-- Start EXTRACTED ENTRIES --

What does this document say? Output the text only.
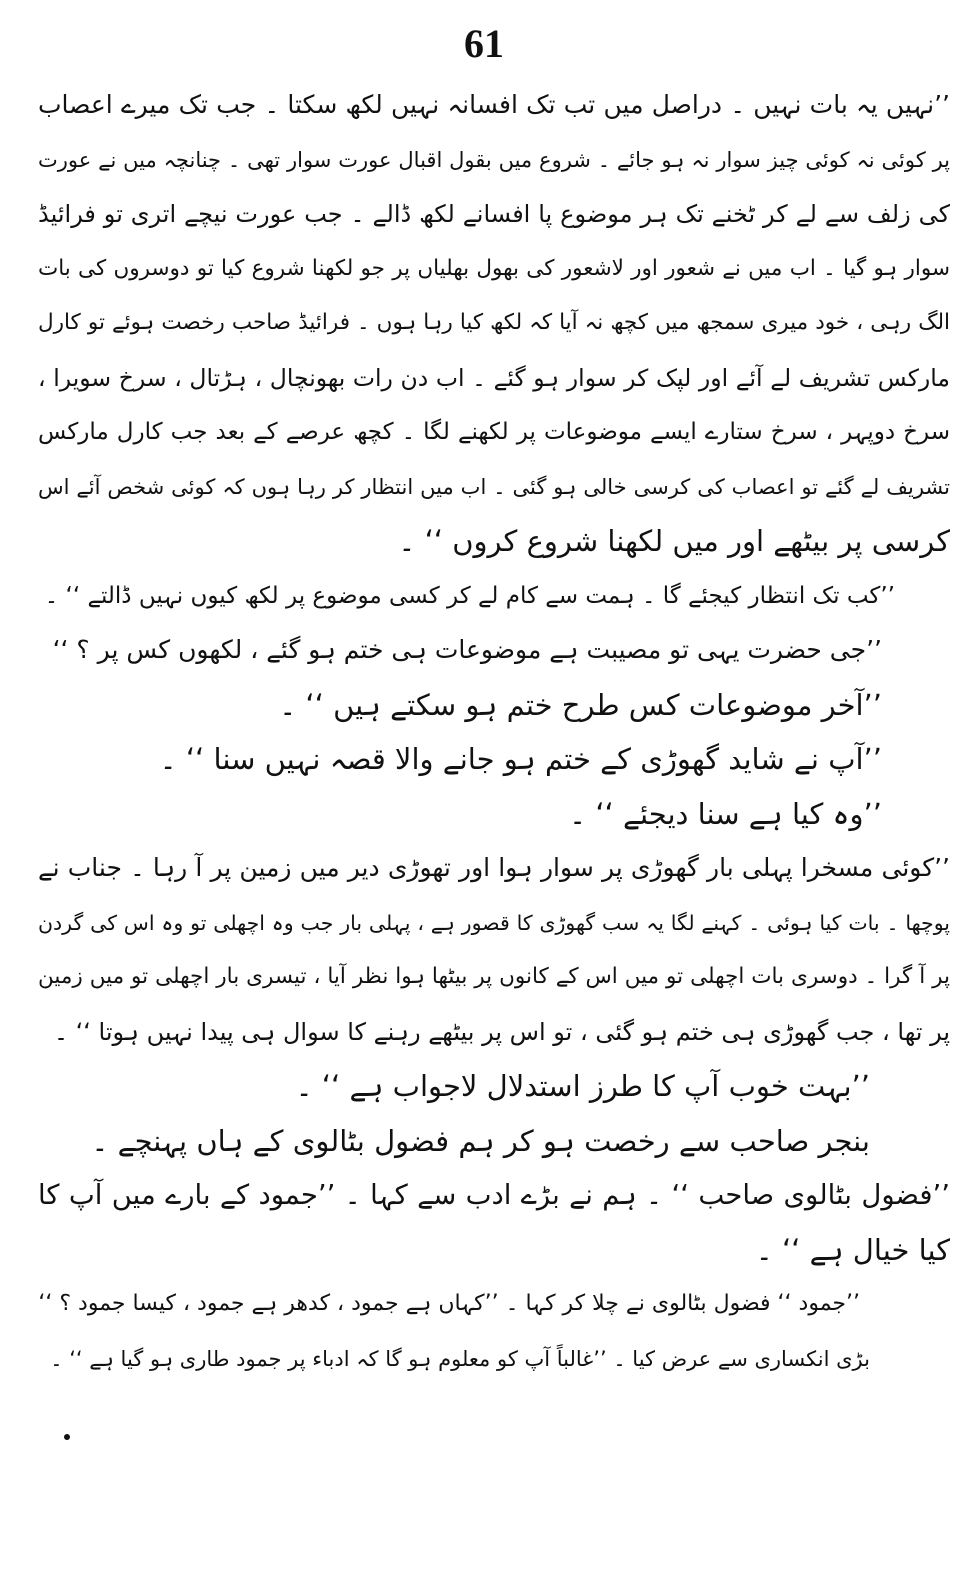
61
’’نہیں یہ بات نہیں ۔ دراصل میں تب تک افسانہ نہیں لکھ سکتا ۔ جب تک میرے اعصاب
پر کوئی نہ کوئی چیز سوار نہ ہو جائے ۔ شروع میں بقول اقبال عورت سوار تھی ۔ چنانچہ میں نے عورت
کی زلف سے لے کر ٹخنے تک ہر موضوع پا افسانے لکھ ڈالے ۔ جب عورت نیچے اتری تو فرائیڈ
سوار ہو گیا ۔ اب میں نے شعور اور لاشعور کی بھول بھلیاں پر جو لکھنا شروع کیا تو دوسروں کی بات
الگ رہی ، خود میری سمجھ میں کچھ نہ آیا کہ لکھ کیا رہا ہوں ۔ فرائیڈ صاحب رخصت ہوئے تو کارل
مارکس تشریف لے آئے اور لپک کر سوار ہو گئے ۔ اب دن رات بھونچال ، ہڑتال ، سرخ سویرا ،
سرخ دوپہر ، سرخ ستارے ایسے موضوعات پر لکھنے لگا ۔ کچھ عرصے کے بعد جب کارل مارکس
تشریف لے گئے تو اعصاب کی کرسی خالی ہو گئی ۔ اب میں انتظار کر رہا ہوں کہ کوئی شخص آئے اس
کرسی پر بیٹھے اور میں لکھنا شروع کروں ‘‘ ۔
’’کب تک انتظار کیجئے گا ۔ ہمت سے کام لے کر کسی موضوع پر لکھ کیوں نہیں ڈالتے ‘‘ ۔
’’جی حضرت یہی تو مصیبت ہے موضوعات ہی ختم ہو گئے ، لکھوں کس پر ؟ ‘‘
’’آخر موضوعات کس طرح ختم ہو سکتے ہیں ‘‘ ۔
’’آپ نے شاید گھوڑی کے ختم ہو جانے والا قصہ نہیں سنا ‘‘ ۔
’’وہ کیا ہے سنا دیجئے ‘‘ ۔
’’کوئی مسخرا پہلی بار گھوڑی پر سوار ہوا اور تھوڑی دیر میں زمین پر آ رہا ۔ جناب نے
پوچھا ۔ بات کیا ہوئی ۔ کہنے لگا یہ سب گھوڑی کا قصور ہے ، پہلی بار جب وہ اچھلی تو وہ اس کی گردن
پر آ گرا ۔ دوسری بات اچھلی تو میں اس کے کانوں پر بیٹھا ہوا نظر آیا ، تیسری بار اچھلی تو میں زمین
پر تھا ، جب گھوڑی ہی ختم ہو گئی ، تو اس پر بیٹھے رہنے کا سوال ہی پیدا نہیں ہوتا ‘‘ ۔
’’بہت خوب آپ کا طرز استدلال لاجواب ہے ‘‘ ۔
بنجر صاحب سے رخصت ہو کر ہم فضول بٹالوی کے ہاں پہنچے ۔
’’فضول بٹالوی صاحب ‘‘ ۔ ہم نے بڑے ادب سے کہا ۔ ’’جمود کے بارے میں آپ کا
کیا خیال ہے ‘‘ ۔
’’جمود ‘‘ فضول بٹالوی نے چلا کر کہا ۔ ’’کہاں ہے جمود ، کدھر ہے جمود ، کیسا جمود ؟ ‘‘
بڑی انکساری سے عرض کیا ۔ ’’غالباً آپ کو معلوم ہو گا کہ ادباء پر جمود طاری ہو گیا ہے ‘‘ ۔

-- End EXTRACTED ENTRIES --

# WHAT TO PRODUCE
Images in the records should not be copied. Repeat all the rest exactly.

# EXERCISE OUTPUT
What does this document say? Output the text only.
61
’’نہیں یہ بات نہیں ۔ دراصل میں تب تک افسانہ نہیں لکھ سکتا ۔ جب تک میرے اعصاب
پر کوئی نہ کوئی چیز سوار نہ ہو جائے ۔ شروع میں بقول اقبال عورت سوار تھی ۔ چنانچہ میں نے عورت
کی زلف سے لے کر ٹخنے تک ہر موضوع پا افسانے لکھ ڈالے ۔ جب عورت نیچے اتری تو فرائیڈ
سوار ہو گیا ۔ اب میں نے شعور اور لاشعور کی بھول بھلیاں پر جو لکھنا شروع کیا تو دوسروں کی بات
الگ رہی ، خود میری سمجھ میں کچھ نہ آیا کہ لکھ کیا رہا ہوں ۔ فرائیڈ صاحب رخصت ہوئے تو کارل
مارکس تشریف لے آئے اور لپک کر سوار ہو گئے ۔ اب دن رات بھونچال ، ہڑتال ، سرخ سویرا ،
سرخ دوپہر ، سرخ ستارے ایسے موضوعات پر لکھنے لگا ۔ کچھ عرصے کے بعد جب کارل مارکس
تشریف لے گئے تو اعصاب کی کرسی خالی ہو گئی ۔ اب میں انتظار کر رہا ہوں کہ کوئی شخص آئے اس
کرسی پر بیٹھے اور میں لکھنا شروع کروں ‘‘ ۔
’’کب تک انتظار کیجئے گا ۔ ہمت سے کام لے کر کسی موضوع پر لکھ کیوں نہیں ڈالتے ‘‘ ۔
’’جی حضرت یہی تو مصیبت ہے موضوعات ہی ختم ہو گئے ، لکھوں کس پر ؟ ‘‘
’’آخر موضوعات کس طرح ختم ہو سکتے ہیں ‘‘ ۔
’’آپ نے شاید گھوڑی کے ختم ہو جانے والا قصہ نہیں سنا ‘‘ ۔
’’وہ کیا ہے سنا دیجئے ‘‘ ۔
’’کوئی مسخرا پہلی بار گھوڑی پر سوار ہوا اور تھوڑی دیر میں زمین پر آ رہا ۔ جناب نے
پوچھا ۔ بات کیا ہوئی ۔ کہنے لگا یہ سب گھوڑی کا قصور ہے ، پہلی بار جب وہ اچھلی تو وہ اس کی گردن
پر آ گرا ۔ دوسری بات اچھلی تو میں اس کے کانوں پر بیٹھا ہوا نظر آیا ، تیسری بار اچھلی تو میں زمین
پر تھا ، جب گھوڑی ہی ختم ہو گئی ، تو اس پر بیٹھے رہنے کا سوال ہی پیدا نہیں ہوتا ‘‘ ۔
’’بہت خوب آپ کا طرز استدلال لاجواب ہے ‘‘ ۔
بنجر صاحب سے رخصت ہو کر ہم فضول بٹالوی کے ہاں پہنچے ۔
’’فضول بٹالوی صاحب ‘‘ ۔ ہم نے بڑے ادب سے کہا ۔ ’’جمود کے بارے میں آپ کا
کیا خیال ہے ‘‘ ۔
’’جمود ‘‘ فضول بٹالوی نے چلا کر کہا ۔ ’’کہاں ہے جمود ، کدھر ہے جمود ، کیسا جمود ؟ ‘‘
بڑی انکساری سے عرض کیا ۔ ’’غالباً آپ کو معلوم ہو گا کہ ادباء پر جمود طاری ہو گیا ہے ‘‘ ۔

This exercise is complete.